### [REQUIREMENTS]
A) Please explain, in one to three sentences, why the writer of the Danish braid post says teaming up with Land O'Lakes seemed like a natural fit.
B) Carry the Danish braid post forward from its final sentence.

### SELECTION

Currently viewing the tag: "pastry"

We entered September with a bang: school for everyone except me, birthday celebrations, anniversary dinner (we ate here, it was incredible), and then we splurged on U2 tickets and saw the Joshua Tree tour (and they did play the Joshua Tree from start to finish and it was amazing) (also the poems they scrolled on giant screens before the show are worth reading) and then saw Maria Bamford the very next night (along with Jackie Kashian who was also hilarious) and then family visiting and then meet-the-teacher night and then scrubbing my house from top to bottom because summer made it embarrassingly dirty. There is still so much packed into the rest of this month I am actually looking forward to October, along with some cool fall breezes and falling leaves, long walks and even longer books.

September started out rather chilly, but this past week we found ourselves in a major heat wave, so naturally I found myself in the kitchen making pies, puff pastry, and Danish dough. I have this odd desire to bake on extremely hot days, which doesn’t make much sense to me, but then again, I have the same desire on icy cold days, so maybe it’s just that I’m obsessed with baking. Whatever the reason, this Danish braid was made, and I’ve declared it my new favorite. The braid itself was inspired by Zoe Francois – she made this beautiful Raspberry braid with Bread in 5’s no-knead dough, and the second I saw it, I knew I had to try one with my Easy Danish Dough. It worked wonderfully, and I have a feeling any guests I have for the next 6 months will be served some variation of this.

I’ve teamed up with Land O’Lakes for a few posts over the rest of the year. I’ve been a big fan of their butter for years; I love how my baked goods turn out with it, and as they are a Minnesota-based company, it seemed like a natural fit. I use their butter in my baking, and find the flavor to be heads and shoulders above other grocery store brands. This Danish braid was made Land O Lakes® European Style Butter, and it turned out *fantastic*. The layers were perfectly flaky and each bite rang out with pure butter flavor.

Danish Braid with Apple and Cream Cheese
The Easy Danish Dough recipe is from my book, The Vanilla Bean Baking Book.

######
### DATA SECTION

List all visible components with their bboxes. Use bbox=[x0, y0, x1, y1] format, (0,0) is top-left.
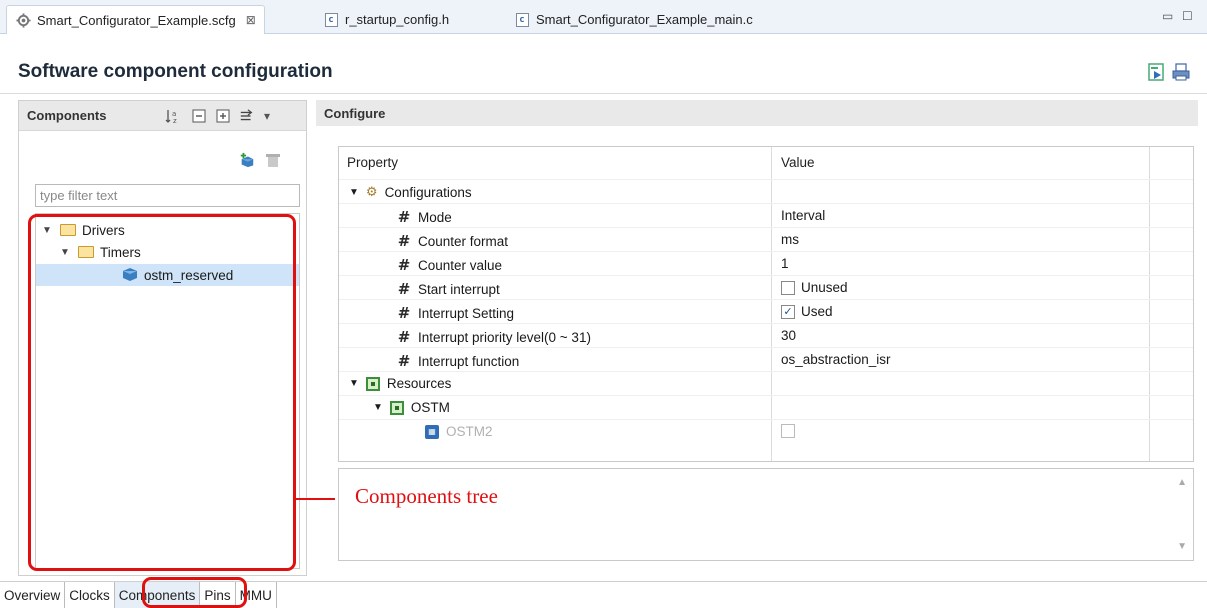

######

### [ANSWER LIST]
A) The writer has been a big fan of Land O'Lakes butter for years and loves how baked goods turn out with it. Because the company is based in Minnesota, the partnership seemed like a natural fit.

B)
Easy Danish Dough
Notes: The dough does need to rest overnight in the refrigerator, so plan accordingly. It’s important for the Danish dough to come to room temperature before you roll it out, or the butter will not incorporate correctly. This dough can be frozen, but doesn’t rise quite as nicely as when it’s fresh. If the dough is not used right away after being out and turned, it will puff up in the refrigerator. This will make it a little harder to roll out, but you will still have good results.

3/4 cup whole milk, warm (100-110F)
1 large egg, room temperature
2 large egg yolks, room temperature
1 teaspoon pure vanilla extract
2 1/2 cups (355g) all-purpose flour
2 1/4 teaspoons instant yeast
2 tablespoons sugar
1 teaspoon salt
4 tablespoons (1/2 stick | 57g) Land O’Lakes European Style butter, room temperature
12 tablespoons (1 1/2 sticks | 170g) Land O’Lakes European butter, cold, cut in 1/2-inch pieces
Apple Jelly or Apple Butter

Cream Cheese Filling
6 ounces cream cheese, room temperature
1/4 cup sugar
Pinch salt
1/2 teaspoon pure vanilla extract
1/2-1 teaspoon lemon juice

Glaze
1 cup confectioner’s sugar
2-4 tablespoons whole milk or heavy cream
1/2 teaspoon pure vanilla extract
Pinch salt
1/4 – 1/2 teaspoon lemon juice
1 tablespoon creme fraiche (optional)

For the easy Danish dough
Grease a large bowl.

In a large liquid measuring cup, combine the milk, egg, yolks, and vanilla.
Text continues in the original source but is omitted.